> Problem details: Below is some material; set it all down exactly, apart from the pictures.

***

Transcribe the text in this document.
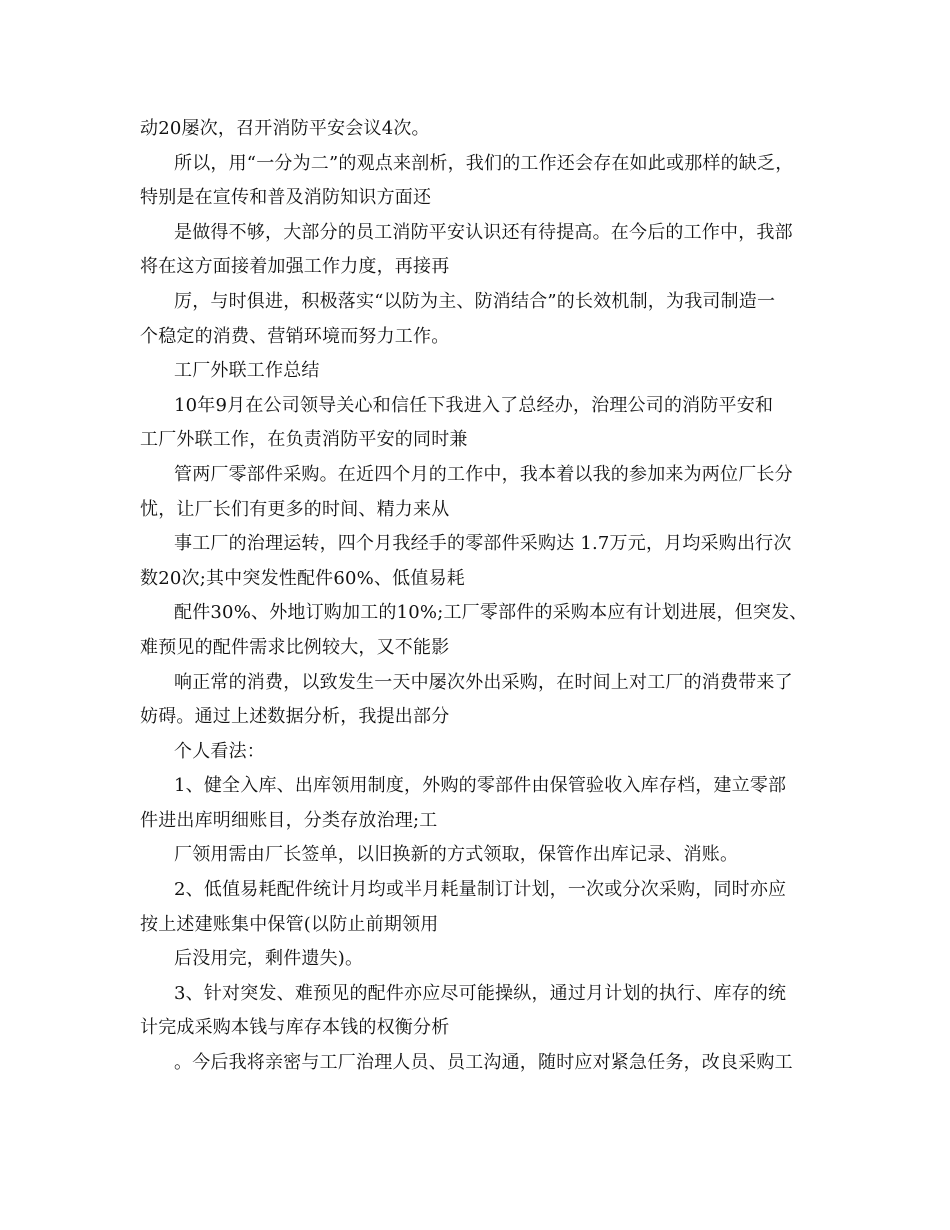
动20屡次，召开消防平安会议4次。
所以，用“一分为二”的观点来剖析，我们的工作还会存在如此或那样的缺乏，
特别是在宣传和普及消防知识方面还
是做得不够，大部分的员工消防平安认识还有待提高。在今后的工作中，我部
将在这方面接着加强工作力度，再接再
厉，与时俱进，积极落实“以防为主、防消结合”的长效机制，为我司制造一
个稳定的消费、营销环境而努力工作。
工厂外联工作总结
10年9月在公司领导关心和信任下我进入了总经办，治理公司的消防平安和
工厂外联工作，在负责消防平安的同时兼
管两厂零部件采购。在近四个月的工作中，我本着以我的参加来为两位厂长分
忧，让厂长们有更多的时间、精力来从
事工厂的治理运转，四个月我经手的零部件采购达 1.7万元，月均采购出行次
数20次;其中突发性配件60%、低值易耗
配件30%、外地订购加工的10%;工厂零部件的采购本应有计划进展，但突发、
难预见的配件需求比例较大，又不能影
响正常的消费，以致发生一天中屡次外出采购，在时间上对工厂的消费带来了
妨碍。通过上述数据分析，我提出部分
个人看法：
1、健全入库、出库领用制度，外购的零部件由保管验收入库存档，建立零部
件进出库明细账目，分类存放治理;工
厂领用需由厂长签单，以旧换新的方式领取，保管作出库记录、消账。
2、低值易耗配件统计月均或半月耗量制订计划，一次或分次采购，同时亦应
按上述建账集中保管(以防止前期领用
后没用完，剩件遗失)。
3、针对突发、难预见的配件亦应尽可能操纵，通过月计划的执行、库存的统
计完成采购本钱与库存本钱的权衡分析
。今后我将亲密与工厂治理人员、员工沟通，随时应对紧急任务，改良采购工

***

> Response to the task:
Transcribe the text in this document.
动20屡次，召开消防平安会议4次。
所以，用“一分为二”的观点来剖析，我们的工作还会存在如此或那样的缺乏，
特别是在宣传和普及消防知识方面还
是做得不够，大部分的员工消防平安认识还有待提高。在今后的工作中，我部
将在这方面接着加强工作力度，再接再
厉，与时俱进，积极落实“以防为主、防消结合”的长效机制，为我司制造一
个稳定的消费、营销环境而努力工作。
工厂外联工作总结
10年9月在公司领导关心和信任下我进入了总经办，治理公司的消防平安和
工厂外联工作，在负责消防平安的同时兼
管两厂零部件采购。在近四个月的工作中，我本着以我的参加来为两位厂长分
忧，让厂长们有更多的时间、精力来从
事工厂的治理运转，四个月我经手的零部件采购达 1.7万元，月均采购出行次
数20次;其中突发性配件60%、低值易耗
配件30%、外地订购加工的10%;工厂零部件的采购本应有计划进展，但突发、
难预见的配件需求比例较大，又不能影
响正常的消费，以致发生一天中屡次外出采购，在时间上对工厂的消费带来了
妨碍。通过上述数据分析，我提出部分
个人看法：
1、健全入库、出库领用制度，外购的零部件由保管验收入库存档，建立零部
件进出库明细账目，分类存放治理;工
厂领用需由厂长签单，以旧换新的方式领取，保管作出库记录、消账。
2、低值易耗配件统计月均或半月耗量制订计划，一次或分次采购，同时亦应
按上述建账集中保管(以防止前期领用
后没用完，剩件遗失)。
3、针对突发、难预见的配件亦应尽可能操纵，通过月计划的执行、库存的统
计完成采购本钱与库存本钱的权衡分析
。今后我将亲密与工厂治理人员、员工沟通，随时应对紧急任务，改良采购工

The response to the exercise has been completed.